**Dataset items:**
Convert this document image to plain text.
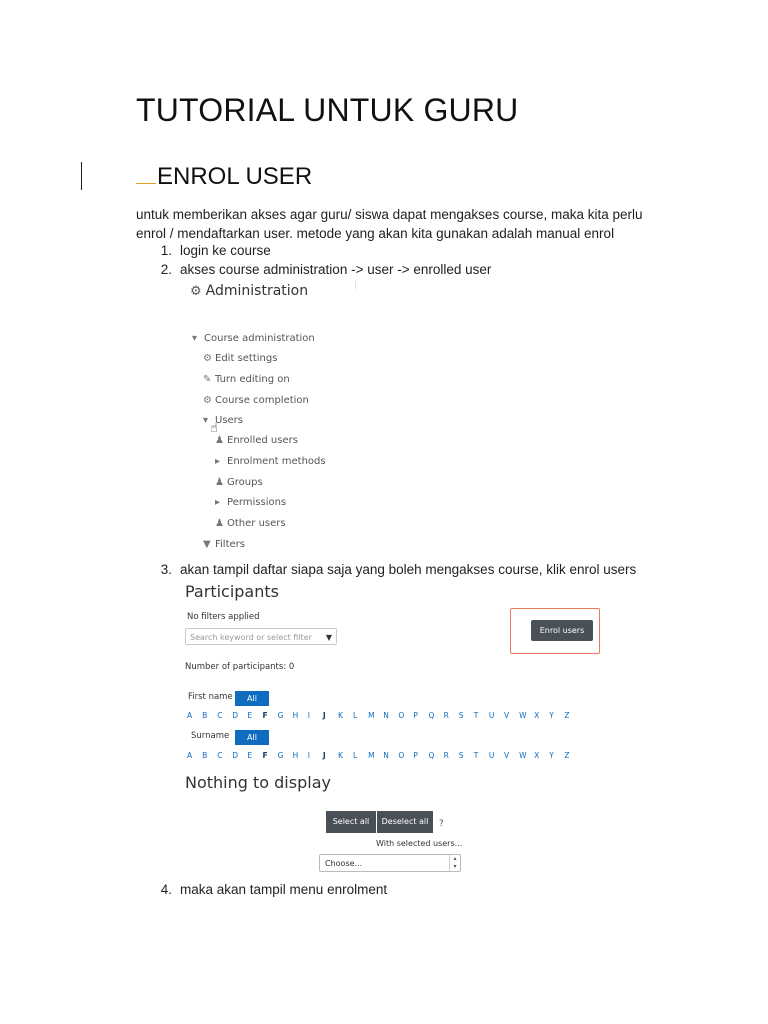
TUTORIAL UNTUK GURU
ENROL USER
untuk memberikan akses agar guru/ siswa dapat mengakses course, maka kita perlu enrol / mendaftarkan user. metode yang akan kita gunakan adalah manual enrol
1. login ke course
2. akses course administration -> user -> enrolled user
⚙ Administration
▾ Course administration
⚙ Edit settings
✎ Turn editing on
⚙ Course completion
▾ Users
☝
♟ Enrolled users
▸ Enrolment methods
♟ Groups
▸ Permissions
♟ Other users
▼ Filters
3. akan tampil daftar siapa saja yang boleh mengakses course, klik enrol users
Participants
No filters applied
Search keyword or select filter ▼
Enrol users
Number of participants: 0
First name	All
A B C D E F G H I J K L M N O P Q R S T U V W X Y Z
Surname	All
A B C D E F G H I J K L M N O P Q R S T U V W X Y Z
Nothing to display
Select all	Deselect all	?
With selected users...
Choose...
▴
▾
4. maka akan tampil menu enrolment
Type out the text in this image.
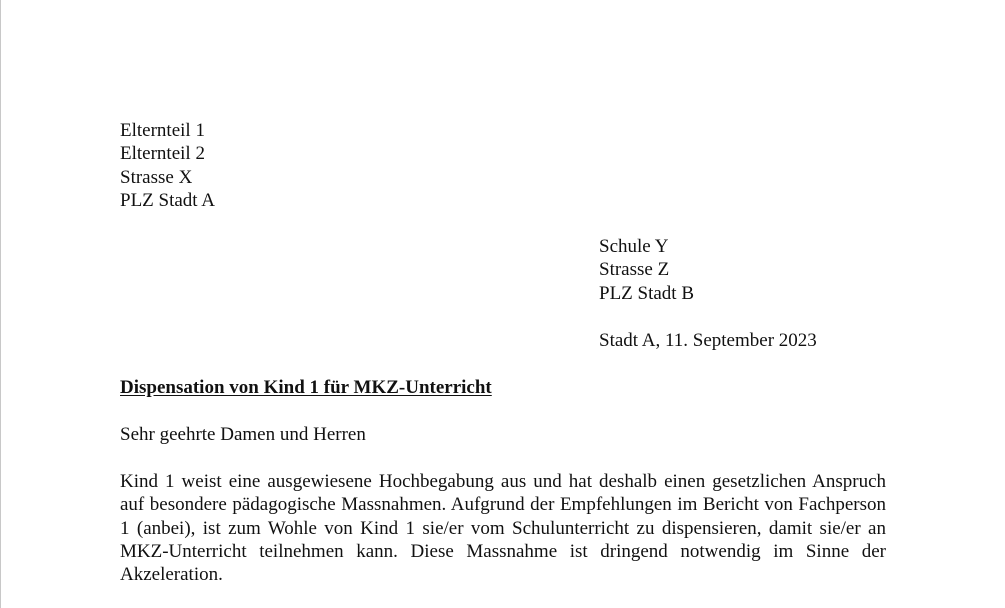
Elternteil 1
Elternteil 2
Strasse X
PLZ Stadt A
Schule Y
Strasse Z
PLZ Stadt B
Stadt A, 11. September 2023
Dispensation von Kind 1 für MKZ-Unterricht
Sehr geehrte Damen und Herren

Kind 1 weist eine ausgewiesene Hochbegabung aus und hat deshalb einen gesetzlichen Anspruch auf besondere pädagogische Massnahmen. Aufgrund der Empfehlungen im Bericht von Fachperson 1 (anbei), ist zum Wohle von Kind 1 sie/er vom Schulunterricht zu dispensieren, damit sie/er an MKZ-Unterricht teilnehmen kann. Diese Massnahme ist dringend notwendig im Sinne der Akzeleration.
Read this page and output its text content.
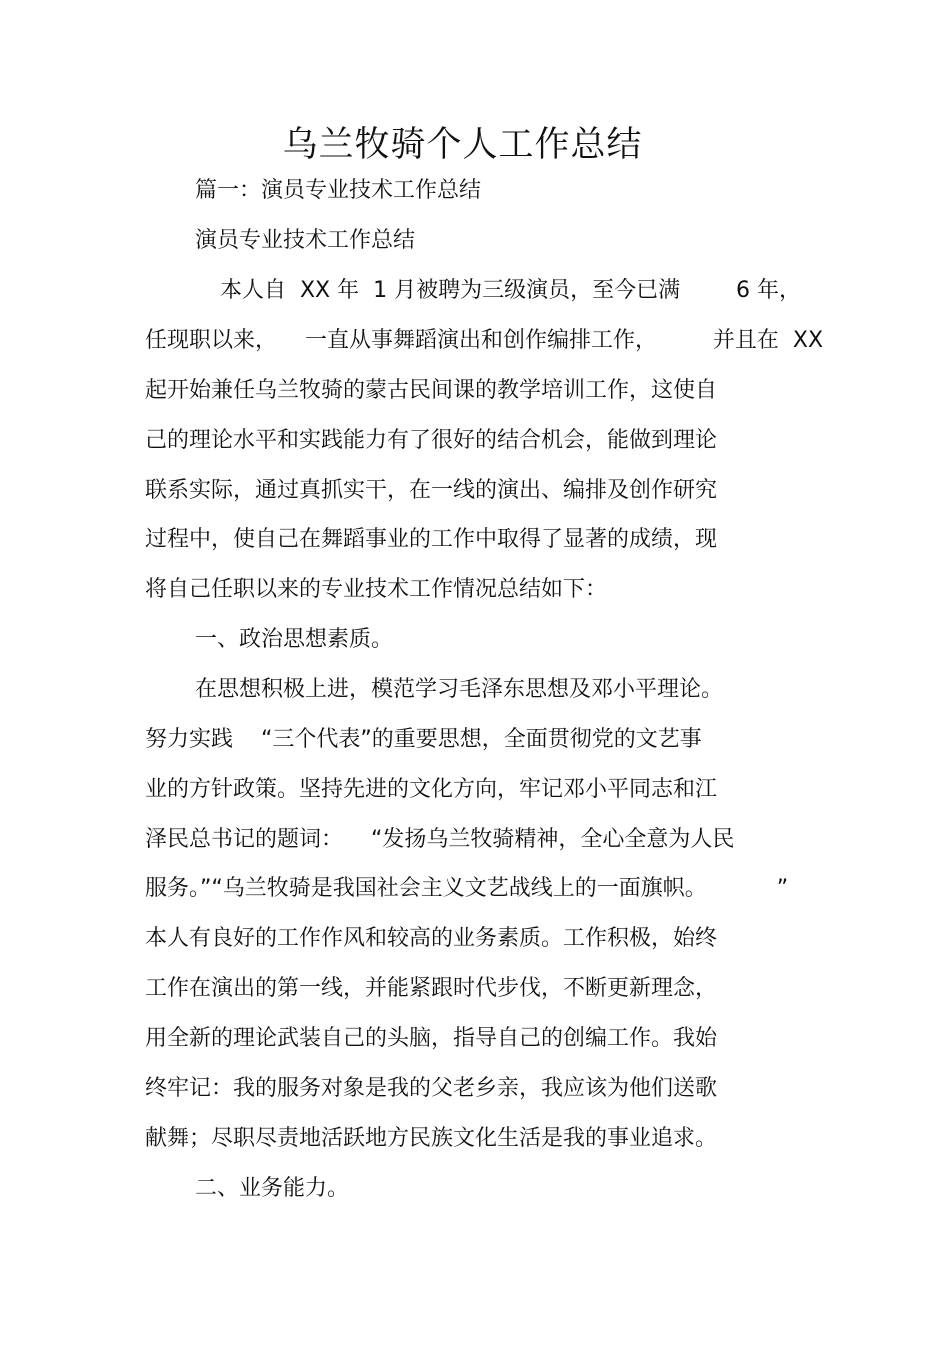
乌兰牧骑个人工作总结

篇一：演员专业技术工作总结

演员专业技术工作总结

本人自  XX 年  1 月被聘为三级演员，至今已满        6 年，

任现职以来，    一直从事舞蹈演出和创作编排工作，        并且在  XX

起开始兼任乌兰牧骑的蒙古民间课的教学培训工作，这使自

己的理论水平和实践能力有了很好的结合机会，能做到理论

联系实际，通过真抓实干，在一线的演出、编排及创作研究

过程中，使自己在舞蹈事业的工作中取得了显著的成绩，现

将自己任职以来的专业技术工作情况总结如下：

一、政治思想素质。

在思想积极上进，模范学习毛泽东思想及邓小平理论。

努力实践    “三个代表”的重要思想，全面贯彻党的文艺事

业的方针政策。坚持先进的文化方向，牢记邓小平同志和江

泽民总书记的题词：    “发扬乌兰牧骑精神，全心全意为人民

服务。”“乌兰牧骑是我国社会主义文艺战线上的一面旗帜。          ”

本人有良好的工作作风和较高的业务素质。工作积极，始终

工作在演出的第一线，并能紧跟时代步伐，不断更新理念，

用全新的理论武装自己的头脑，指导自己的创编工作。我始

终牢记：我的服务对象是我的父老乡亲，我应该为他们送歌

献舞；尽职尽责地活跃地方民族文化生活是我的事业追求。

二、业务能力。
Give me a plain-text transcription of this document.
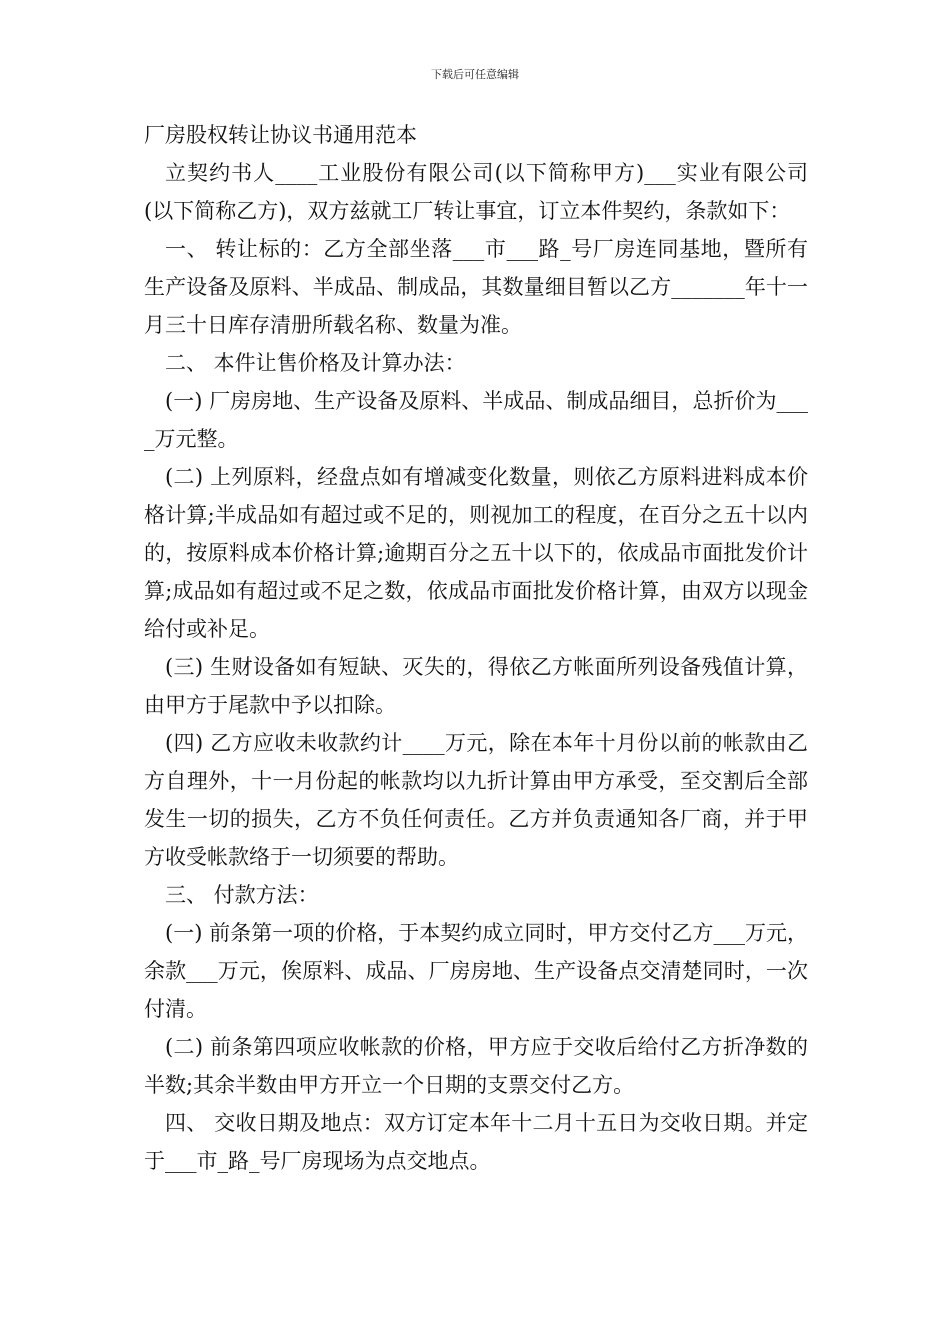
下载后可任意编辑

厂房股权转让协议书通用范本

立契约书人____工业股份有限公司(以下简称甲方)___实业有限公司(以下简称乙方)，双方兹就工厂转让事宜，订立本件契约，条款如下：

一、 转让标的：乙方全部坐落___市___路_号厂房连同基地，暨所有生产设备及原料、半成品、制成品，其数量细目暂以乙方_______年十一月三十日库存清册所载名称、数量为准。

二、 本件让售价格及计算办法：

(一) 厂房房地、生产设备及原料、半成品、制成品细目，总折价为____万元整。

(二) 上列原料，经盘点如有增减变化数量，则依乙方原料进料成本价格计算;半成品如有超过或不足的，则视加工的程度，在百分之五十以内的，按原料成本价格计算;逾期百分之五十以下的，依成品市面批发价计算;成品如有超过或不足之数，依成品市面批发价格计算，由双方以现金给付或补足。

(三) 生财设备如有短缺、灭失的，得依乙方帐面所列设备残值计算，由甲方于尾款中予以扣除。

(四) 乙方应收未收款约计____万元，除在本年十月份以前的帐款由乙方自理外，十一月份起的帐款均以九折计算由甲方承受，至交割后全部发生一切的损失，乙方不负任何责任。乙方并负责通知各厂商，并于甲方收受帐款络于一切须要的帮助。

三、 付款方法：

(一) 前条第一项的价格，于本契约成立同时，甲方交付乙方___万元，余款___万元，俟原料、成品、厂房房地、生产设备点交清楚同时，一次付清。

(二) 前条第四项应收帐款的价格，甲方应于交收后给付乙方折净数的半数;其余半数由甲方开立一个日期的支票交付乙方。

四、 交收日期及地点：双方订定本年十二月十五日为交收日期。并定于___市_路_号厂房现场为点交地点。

**What you should do:**
Retype, word for word, the lines from the one with "Give me a plain-text" through the last line of the entries above, and only those lines. Leave pictures out.

**Answer to this exercise:**
Give me a plain-text transcription of this document.
下载后可任意编辑

厂房股权转让协议书通用范本

立契约书人____工业股份有限公司(以下简称甲方)___实业有限公司(以下简称乙方)，双方兹就工厂转让事宜，订立本件契约，条款如下：

一、 转让标的：乙方全部坐落___市___路_号厂房连同基地，暨所有生产设备及原料、半成品、制成品，其数量细目暂以乙方_______年十一月三十日库存清册所载名称、数量为准。

二、 本件让售价格及计算办法：

(一) 厂房房地、生产设备及原料、半成品、制成品细目，总折价为____万元整。

(二) 上列原料，经盘点如有增减变化数量，则依乙方原料进料成本价格计算;半成品如有超过或不足的，则视加工的程度，在百分之五十以内的，按原料成本价格计算;逾期百分之五十以下的，依成品市面批发价计算;成品如有超过或不足之数，依成品市面批发价格计算，由双方以现金给付或补足。

(三) 生财设备如有短缺、灭失的，得依乙方帐面所列设备残值计算，由甲方于尾款中予以扣除。

(四) 乙方应收未收款约计____万元，除在本年十月份以前的帐款由乙方自理外，十一月份起的帐款均以九折计算由甲方承受，至交割后全部发生一切的损失，乙方不负任何责任。乙方并负责通知各厂商，并于甲方收受帐款络于一切须要的帮助。

三、 付款方法：

(一) 前条第一项的价格，于本契约成立同时，甲方交付乙方___万元，余款___万元，俟原料、成品、厂房房地、生产设备点交清楚同时，一次付清。

(二) 前条第四项应收帐款的价格，甲方应于交收后给付乙方折净数的半数;其余半数由甲方开立一个日期的支票交付乙方。

四、 交收日期及地点：双方订定本年十二月十五日为交收日期。并定于___市_路_号厂房现场为点交地点。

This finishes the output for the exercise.